» **Stated problem**
Find the lines with the string "multiple" and return them.

» **Supplied material**
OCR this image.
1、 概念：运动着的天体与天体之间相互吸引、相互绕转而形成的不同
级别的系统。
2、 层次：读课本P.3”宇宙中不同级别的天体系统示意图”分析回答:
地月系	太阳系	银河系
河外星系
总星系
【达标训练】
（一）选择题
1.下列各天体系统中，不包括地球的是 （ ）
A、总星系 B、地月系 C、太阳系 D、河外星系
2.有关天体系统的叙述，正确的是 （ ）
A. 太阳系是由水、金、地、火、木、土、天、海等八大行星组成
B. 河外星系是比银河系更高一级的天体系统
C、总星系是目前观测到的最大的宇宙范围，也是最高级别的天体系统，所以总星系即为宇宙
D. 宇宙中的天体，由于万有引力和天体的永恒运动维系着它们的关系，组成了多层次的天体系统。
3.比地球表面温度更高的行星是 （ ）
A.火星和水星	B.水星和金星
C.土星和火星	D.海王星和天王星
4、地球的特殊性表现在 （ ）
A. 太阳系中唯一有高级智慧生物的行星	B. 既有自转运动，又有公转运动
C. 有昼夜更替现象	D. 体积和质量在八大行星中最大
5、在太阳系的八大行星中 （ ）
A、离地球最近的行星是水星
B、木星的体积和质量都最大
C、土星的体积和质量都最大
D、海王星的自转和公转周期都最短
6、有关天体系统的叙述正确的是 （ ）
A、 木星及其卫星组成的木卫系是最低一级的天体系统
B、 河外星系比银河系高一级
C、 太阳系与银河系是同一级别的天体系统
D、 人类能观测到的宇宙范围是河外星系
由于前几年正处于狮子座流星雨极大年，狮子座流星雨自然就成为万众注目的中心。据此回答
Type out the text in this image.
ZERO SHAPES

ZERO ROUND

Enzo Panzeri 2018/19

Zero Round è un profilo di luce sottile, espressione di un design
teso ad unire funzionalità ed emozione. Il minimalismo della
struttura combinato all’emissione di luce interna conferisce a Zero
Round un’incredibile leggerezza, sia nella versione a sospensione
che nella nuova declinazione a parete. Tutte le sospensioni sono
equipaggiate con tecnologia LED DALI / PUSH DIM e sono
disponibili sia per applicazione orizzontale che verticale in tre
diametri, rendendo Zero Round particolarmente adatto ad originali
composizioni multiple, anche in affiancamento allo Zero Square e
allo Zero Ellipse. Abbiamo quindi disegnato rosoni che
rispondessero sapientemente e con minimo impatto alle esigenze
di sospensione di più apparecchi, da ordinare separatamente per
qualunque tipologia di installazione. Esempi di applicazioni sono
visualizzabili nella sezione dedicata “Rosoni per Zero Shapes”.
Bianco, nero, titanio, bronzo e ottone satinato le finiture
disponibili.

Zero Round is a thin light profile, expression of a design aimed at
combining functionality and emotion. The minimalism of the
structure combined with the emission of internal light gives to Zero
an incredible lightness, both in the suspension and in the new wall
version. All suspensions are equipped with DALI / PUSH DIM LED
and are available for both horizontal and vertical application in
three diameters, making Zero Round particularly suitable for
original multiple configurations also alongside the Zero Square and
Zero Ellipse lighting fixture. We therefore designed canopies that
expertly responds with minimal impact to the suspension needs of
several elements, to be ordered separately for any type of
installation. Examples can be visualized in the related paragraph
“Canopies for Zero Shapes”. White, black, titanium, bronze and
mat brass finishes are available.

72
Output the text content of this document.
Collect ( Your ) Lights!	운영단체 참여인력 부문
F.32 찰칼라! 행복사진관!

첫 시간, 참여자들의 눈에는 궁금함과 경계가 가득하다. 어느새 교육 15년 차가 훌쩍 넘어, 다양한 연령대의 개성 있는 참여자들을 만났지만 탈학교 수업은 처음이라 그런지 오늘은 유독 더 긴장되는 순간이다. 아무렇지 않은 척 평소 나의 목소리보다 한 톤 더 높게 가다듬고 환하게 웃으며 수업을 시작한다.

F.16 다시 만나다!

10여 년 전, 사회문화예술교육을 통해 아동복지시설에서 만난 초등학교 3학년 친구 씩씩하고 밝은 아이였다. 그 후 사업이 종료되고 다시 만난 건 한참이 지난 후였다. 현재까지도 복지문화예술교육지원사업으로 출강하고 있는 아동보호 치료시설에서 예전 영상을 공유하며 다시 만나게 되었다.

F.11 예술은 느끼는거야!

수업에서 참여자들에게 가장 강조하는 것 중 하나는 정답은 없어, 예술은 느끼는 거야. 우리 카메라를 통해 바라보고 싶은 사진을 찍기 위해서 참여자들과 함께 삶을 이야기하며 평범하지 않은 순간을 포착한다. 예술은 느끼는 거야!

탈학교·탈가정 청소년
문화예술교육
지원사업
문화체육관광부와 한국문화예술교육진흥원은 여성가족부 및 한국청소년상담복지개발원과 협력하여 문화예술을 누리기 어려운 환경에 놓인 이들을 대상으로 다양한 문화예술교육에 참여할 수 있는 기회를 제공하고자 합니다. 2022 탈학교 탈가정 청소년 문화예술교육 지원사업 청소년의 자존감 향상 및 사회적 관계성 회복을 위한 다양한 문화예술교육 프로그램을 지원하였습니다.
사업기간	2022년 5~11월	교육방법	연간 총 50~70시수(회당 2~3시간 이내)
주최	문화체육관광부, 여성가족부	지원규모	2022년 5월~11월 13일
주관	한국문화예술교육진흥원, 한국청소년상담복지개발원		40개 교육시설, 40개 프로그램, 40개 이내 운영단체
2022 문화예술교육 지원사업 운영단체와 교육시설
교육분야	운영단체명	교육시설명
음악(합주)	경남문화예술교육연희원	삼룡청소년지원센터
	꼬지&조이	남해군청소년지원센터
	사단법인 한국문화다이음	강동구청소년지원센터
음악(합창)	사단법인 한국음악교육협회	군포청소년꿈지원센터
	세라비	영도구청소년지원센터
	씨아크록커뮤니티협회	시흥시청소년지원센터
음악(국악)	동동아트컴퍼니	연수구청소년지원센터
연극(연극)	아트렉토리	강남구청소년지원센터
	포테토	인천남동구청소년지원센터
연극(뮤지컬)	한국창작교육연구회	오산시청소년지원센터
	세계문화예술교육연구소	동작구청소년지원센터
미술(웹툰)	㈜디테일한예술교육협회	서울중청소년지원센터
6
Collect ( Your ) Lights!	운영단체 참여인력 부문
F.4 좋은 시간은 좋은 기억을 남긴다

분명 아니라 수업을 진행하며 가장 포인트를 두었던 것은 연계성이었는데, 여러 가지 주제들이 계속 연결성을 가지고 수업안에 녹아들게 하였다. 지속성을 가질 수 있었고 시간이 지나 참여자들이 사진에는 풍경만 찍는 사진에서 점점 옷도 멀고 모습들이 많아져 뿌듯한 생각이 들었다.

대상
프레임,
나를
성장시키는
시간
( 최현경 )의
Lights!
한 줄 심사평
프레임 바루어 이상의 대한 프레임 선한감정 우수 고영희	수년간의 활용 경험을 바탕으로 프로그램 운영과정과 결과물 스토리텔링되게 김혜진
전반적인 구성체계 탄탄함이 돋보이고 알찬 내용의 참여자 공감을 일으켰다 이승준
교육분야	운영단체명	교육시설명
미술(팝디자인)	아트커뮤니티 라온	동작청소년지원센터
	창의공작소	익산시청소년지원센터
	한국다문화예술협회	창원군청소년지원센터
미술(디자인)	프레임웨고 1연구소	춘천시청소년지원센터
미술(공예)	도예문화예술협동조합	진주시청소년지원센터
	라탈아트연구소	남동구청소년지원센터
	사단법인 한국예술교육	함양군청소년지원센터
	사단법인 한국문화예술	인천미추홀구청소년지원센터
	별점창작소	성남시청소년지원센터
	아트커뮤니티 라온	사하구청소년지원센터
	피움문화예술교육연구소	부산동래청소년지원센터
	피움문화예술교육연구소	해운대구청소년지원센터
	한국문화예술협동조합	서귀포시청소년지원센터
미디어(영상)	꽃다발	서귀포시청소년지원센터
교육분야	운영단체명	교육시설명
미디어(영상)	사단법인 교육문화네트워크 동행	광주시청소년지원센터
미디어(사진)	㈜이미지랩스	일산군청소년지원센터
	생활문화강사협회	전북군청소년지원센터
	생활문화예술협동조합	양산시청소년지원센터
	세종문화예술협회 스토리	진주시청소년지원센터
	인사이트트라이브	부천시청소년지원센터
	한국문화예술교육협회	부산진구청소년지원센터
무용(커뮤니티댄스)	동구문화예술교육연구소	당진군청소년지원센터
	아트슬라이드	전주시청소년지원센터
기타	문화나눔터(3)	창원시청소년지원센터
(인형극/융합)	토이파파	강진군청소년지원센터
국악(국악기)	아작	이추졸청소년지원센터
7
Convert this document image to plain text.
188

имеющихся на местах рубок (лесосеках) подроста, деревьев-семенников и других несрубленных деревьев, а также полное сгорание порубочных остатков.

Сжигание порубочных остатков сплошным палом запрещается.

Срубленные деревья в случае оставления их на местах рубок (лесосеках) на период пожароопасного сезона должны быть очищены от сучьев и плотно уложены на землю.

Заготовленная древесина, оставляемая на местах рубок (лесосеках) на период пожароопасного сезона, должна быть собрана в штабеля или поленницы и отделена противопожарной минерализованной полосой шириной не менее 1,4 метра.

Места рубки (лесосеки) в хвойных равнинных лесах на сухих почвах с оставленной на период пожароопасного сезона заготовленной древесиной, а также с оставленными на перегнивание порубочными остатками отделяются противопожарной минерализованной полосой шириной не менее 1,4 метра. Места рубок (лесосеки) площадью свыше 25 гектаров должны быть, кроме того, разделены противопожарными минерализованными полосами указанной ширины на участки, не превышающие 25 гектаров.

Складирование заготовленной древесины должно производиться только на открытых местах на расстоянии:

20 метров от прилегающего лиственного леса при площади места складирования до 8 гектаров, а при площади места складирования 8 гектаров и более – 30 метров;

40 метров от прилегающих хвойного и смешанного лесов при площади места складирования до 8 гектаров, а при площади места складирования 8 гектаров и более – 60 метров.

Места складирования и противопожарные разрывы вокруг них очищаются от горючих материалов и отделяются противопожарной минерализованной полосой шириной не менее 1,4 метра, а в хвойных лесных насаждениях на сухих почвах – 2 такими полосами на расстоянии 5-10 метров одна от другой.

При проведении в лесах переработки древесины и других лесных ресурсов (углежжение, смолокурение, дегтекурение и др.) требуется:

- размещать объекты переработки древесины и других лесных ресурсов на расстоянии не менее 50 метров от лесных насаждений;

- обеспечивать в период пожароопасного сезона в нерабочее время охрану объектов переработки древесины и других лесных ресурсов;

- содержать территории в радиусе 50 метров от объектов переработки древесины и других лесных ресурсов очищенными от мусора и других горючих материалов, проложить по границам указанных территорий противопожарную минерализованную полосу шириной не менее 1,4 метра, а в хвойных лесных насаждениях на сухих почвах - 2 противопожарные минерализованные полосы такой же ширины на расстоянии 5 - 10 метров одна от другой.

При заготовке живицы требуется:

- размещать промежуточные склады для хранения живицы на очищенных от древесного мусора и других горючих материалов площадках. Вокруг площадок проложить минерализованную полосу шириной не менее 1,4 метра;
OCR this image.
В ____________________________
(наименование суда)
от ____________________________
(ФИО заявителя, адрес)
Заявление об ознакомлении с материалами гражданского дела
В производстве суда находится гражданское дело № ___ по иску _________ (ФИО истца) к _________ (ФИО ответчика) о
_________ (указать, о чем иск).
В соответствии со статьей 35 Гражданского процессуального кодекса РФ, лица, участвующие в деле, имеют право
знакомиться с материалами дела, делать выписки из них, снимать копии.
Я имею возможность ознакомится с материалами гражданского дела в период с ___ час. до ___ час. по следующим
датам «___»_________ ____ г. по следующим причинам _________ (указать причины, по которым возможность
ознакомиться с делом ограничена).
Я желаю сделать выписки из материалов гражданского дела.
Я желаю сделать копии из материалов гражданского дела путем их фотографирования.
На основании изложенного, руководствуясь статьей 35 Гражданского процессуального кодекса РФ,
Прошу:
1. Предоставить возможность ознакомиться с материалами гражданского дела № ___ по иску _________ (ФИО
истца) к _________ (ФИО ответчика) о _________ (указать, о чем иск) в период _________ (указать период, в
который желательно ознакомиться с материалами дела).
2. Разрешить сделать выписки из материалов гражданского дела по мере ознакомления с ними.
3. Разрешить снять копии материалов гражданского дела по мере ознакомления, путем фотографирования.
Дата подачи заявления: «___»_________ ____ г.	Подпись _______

» **Output below**
composizioni multiple, anche in affiancamento allo Zero Square e
original multiple configurations also alongside the Zero Square and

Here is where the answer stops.